§ DATASET EXTRACT

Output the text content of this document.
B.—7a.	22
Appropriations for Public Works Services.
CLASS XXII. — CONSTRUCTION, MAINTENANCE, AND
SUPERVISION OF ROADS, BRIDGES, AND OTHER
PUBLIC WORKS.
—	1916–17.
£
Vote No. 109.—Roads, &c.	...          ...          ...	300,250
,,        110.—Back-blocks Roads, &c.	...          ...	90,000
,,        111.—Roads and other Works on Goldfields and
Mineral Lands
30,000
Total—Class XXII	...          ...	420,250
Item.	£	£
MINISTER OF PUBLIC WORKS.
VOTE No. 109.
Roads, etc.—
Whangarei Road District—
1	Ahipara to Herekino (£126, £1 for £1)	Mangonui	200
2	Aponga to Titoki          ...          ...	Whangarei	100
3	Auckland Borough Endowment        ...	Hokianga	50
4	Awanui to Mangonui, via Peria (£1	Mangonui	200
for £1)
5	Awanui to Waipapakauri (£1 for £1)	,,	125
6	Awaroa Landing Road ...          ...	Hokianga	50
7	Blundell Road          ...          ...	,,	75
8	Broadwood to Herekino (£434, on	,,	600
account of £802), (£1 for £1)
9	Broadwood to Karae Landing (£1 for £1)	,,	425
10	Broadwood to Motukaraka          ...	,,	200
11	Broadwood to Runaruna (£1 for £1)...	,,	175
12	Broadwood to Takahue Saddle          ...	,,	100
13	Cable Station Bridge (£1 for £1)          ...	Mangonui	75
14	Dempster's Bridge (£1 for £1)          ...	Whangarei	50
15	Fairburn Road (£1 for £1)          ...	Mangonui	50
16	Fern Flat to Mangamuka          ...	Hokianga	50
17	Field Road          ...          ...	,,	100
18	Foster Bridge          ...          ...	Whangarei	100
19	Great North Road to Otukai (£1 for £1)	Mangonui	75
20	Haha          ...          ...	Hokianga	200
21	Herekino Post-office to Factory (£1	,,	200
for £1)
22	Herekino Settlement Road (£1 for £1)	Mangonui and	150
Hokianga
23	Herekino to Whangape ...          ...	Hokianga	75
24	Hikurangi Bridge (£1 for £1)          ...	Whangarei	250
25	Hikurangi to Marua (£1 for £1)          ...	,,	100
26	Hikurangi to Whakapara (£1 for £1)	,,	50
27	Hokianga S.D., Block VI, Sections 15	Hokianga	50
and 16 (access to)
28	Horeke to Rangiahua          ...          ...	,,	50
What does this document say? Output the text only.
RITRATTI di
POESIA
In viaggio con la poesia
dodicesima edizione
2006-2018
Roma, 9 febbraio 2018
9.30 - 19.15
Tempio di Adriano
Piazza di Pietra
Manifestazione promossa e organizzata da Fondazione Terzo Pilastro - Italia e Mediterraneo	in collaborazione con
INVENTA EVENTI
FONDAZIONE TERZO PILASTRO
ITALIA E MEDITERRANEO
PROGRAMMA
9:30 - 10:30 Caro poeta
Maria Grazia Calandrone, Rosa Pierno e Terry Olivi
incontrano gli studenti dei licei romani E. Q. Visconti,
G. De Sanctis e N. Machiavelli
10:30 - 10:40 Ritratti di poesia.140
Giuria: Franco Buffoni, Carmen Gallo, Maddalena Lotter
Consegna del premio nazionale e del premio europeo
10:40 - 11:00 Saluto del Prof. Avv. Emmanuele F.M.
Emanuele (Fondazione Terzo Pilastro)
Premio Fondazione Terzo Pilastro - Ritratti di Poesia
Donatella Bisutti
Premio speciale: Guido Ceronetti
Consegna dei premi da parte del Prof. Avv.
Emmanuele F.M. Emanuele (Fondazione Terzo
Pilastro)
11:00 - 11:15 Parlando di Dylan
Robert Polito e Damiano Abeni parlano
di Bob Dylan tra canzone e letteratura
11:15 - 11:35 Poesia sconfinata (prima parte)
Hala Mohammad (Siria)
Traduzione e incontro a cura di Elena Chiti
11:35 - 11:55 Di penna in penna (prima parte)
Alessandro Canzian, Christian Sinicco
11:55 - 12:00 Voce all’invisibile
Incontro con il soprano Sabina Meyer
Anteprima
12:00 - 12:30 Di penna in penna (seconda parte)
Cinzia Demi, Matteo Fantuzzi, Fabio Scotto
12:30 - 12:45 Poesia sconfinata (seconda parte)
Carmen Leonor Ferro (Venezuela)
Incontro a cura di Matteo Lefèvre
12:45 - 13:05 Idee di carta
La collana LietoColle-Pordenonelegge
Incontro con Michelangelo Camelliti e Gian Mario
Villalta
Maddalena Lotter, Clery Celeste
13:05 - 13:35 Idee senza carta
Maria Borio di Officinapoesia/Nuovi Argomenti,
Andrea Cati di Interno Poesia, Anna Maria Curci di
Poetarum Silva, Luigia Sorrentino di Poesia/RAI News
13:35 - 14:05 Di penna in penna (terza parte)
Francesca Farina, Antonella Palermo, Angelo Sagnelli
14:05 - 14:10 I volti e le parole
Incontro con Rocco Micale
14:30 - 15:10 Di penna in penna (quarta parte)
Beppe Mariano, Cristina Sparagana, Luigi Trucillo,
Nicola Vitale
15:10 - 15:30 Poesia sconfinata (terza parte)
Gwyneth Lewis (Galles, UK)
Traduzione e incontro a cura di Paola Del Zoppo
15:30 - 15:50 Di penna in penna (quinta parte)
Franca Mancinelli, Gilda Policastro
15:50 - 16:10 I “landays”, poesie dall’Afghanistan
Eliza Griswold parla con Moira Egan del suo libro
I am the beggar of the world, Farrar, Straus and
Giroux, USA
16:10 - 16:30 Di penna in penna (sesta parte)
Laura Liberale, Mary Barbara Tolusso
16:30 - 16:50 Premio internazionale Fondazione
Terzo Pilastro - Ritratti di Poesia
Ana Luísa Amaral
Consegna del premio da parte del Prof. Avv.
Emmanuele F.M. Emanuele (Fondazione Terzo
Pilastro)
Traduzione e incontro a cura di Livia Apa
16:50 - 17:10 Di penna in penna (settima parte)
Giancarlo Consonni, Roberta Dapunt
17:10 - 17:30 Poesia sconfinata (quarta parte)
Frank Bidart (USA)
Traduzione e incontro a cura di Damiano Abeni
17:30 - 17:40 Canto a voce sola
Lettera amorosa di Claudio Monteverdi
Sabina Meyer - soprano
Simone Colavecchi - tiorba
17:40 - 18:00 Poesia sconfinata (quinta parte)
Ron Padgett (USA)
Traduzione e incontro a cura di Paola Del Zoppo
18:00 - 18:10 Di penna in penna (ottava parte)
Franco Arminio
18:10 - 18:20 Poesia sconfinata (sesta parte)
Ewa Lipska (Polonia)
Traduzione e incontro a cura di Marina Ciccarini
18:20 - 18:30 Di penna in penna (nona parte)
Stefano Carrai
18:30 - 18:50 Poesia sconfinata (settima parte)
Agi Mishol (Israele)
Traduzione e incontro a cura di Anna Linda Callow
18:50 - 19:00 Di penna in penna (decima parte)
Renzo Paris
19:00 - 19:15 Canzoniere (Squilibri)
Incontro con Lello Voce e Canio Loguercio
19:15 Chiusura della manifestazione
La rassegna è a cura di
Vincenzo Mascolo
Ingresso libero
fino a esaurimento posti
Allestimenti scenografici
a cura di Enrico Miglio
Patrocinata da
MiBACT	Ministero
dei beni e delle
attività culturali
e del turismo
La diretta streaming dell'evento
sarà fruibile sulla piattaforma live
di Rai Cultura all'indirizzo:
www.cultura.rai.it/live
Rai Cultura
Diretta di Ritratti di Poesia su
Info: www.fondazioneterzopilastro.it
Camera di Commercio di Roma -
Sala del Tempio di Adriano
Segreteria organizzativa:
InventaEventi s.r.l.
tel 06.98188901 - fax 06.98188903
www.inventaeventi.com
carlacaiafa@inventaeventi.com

§ TASK STATEMENT
Show, from the listing above, each line that contains the word "Maddalena".

§ ANSWER TO THE EXERCISE
Giuria: Franco Buffoni, Carmen Gallo, Maddalena Lotter
Maddalena Lotter, Clery Celeste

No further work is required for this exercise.